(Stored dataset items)

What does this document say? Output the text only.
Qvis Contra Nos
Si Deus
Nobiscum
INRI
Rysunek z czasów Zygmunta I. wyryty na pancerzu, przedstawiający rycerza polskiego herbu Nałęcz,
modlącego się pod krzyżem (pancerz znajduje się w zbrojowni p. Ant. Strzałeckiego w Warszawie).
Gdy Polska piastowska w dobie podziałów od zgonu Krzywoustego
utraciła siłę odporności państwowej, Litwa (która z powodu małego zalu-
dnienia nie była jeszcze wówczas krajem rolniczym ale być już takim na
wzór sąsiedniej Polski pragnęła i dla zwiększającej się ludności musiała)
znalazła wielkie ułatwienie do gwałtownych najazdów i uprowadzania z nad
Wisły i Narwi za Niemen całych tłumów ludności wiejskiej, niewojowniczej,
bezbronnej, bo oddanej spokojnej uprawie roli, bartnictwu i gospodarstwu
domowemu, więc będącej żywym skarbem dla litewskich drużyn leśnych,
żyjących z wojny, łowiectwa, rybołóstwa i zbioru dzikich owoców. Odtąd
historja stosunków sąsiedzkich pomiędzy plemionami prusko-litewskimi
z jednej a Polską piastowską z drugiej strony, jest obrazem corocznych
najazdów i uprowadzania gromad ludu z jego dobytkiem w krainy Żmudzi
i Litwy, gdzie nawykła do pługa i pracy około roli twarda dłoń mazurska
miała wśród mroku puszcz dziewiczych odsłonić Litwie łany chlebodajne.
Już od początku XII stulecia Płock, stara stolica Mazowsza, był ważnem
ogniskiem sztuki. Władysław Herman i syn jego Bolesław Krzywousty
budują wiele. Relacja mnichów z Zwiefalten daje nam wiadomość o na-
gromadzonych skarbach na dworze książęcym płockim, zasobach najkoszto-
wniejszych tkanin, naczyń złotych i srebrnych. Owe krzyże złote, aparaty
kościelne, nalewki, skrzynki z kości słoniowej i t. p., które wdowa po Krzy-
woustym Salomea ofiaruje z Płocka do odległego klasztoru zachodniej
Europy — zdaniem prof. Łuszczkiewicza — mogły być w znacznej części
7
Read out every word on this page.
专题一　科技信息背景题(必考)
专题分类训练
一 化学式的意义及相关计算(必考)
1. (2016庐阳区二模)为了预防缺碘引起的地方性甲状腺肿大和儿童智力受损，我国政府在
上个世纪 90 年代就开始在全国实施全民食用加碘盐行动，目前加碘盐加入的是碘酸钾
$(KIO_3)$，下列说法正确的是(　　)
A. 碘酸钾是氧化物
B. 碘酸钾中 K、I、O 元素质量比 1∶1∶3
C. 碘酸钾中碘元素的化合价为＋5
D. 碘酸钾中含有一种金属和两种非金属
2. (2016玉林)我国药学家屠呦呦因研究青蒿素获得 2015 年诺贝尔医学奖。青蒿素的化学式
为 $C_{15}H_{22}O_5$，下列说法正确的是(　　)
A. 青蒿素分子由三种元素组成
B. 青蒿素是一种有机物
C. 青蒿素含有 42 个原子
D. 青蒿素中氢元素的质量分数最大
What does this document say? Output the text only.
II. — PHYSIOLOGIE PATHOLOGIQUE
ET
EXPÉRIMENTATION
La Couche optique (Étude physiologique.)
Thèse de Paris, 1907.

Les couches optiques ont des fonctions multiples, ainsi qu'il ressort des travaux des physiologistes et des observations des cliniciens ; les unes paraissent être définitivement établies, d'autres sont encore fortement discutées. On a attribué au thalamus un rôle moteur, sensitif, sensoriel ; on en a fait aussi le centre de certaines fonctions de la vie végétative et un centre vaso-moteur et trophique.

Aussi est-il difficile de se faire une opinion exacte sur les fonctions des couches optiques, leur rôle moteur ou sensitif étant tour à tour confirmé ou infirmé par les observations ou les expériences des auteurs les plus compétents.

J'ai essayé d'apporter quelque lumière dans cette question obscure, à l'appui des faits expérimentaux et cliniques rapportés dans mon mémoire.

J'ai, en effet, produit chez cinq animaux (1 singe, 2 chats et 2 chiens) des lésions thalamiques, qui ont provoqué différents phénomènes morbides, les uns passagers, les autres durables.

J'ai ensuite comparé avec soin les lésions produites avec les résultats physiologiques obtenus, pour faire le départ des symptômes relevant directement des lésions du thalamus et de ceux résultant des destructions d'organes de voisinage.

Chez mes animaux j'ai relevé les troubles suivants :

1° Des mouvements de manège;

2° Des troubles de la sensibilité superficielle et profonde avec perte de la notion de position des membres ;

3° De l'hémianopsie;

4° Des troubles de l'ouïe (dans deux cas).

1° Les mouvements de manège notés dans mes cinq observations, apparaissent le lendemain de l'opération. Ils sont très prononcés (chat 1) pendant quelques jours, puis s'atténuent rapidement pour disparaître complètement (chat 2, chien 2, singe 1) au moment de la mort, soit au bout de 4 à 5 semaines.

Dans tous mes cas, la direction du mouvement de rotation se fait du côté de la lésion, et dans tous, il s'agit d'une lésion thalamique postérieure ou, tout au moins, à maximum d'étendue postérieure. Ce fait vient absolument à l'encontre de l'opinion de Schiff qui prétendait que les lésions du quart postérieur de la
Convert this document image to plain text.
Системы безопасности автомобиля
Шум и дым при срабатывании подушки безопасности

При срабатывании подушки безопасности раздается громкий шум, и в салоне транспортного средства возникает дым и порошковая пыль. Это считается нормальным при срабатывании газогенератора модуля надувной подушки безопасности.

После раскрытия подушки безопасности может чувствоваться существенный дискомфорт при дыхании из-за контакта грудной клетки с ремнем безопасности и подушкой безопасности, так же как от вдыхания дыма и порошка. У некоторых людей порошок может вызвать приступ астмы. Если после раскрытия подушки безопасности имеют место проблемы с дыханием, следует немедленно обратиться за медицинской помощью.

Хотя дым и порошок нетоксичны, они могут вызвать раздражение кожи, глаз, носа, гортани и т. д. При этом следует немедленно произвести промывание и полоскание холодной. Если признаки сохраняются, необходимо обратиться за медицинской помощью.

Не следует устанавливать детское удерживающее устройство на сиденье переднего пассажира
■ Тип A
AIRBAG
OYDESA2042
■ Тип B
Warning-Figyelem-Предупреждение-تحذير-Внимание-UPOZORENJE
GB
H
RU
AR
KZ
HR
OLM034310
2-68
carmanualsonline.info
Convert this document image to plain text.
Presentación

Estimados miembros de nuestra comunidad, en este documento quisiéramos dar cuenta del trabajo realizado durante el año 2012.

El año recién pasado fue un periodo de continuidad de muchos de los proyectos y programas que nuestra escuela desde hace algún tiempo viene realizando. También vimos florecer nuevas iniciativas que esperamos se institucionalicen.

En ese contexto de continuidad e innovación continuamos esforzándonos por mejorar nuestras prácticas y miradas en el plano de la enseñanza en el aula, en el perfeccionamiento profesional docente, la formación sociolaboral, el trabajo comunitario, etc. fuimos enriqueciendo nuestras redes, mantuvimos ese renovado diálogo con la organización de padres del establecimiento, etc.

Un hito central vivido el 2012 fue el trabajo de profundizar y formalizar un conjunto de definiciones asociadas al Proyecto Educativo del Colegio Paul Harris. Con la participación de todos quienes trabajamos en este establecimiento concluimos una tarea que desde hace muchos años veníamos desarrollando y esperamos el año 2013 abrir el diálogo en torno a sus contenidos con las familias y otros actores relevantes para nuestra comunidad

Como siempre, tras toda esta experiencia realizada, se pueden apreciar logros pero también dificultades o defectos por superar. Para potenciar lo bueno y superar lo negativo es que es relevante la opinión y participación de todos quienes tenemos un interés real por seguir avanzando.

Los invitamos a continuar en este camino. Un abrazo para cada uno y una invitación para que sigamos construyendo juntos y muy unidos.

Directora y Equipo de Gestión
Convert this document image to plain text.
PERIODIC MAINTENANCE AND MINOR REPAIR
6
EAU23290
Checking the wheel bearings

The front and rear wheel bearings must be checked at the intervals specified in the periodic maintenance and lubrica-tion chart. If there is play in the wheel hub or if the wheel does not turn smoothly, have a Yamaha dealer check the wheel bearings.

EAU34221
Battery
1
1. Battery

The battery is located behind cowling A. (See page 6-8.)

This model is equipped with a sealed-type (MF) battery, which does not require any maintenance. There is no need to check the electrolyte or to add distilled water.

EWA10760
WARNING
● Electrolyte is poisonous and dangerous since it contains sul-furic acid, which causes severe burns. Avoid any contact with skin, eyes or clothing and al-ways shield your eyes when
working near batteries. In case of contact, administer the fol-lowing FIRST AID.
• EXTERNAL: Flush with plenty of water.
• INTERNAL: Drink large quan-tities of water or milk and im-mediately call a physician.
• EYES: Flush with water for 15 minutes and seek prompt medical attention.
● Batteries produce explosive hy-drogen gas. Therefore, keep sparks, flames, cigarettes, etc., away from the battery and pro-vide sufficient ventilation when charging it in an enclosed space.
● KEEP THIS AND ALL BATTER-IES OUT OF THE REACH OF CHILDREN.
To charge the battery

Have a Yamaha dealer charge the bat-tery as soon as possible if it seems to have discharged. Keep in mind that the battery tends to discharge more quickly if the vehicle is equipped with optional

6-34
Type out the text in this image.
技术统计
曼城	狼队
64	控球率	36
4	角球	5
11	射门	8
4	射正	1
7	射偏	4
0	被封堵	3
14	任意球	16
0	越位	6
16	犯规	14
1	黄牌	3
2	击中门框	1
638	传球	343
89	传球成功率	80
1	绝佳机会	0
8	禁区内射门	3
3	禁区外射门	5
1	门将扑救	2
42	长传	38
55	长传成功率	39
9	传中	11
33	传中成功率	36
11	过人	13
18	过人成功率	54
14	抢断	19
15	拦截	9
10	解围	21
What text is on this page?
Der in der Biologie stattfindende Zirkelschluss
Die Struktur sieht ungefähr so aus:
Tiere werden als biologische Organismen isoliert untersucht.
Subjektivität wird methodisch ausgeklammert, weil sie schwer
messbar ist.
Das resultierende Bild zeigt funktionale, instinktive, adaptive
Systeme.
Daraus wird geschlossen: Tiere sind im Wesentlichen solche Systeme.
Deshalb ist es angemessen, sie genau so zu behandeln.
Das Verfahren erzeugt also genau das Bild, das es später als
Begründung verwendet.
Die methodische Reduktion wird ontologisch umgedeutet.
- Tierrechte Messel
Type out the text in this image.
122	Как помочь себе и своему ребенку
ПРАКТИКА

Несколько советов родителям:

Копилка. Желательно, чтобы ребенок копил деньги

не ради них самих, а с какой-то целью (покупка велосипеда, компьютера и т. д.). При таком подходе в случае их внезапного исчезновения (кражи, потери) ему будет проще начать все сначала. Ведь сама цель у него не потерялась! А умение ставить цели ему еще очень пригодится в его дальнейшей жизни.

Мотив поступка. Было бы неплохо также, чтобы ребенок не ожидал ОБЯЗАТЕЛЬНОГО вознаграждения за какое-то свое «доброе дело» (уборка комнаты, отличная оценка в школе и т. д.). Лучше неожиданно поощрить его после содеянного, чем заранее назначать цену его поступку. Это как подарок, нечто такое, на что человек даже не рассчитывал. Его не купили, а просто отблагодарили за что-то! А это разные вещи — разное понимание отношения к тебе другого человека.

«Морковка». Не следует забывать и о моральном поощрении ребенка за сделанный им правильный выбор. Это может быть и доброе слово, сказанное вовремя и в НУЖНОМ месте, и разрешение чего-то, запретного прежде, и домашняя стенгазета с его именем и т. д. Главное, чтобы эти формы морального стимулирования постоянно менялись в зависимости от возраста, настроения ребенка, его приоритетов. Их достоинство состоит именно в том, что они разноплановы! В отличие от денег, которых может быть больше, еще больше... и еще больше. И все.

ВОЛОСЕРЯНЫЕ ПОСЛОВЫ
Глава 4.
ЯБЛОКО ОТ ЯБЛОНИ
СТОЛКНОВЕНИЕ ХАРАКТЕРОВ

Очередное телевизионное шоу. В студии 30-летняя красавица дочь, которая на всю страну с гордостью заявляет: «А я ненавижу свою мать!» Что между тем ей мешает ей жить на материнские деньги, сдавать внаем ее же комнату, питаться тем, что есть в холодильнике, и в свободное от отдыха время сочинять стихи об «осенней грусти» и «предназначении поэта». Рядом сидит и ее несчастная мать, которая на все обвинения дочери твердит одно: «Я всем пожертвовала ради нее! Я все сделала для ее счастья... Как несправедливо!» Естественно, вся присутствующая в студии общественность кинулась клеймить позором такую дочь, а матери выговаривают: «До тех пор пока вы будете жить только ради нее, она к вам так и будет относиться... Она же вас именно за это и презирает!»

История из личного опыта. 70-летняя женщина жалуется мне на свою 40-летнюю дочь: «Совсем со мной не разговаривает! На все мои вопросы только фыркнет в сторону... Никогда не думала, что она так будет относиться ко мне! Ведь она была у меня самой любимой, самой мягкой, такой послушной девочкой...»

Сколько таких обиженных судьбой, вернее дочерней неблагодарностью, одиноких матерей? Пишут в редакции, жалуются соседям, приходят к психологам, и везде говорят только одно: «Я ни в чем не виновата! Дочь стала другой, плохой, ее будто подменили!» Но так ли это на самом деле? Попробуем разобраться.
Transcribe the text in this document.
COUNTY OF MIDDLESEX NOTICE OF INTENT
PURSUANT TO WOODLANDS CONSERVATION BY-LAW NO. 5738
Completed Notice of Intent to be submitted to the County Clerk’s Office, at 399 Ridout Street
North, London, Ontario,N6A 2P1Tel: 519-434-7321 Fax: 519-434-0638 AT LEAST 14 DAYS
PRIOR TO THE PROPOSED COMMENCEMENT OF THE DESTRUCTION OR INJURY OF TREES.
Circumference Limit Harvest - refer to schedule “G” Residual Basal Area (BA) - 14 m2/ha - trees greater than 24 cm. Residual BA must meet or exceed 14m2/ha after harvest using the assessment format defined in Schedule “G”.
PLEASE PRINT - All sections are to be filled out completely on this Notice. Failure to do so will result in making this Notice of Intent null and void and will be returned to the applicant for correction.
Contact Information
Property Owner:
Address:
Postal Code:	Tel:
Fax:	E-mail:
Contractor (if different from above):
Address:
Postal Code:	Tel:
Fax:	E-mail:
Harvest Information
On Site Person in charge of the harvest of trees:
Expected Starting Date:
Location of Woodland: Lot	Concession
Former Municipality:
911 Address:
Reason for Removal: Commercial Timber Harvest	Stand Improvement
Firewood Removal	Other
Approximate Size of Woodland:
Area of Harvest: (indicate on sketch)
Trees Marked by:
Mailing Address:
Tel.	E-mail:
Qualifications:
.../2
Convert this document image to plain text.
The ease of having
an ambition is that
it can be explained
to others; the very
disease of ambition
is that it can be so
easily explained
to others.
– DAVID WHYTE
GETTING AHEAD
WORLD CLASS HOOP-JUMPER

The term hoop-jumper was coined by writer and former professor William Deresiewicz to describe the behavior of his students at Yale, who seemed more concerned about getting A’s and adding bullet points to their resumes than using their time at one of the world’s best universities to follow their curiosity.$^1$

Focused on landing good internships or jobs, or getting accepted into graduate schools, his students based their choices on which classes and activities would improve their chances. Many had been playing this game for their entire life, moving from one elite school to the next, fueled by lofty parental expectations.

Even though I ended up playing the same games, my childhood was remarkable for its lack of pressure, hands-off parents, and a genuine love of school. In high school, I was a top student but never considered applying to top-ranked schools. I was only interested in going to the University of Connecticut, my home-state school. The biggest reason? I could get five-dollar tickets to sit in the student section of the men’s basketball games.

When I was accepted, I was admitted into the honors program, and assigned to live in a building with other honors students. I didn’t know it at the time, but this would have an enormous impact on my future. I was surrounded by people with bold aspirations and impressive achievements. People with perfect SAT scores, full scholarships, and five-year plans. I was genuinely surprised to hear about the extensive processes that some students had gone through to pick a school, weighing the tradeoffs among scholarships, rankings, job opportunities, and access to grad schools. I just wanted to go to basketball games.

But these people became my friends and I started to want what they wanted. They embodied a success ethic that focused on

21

WHAT IS ASKED → In the records above, how many lines include the string "would"? Answer with only the number.

TASK ANSWER → 2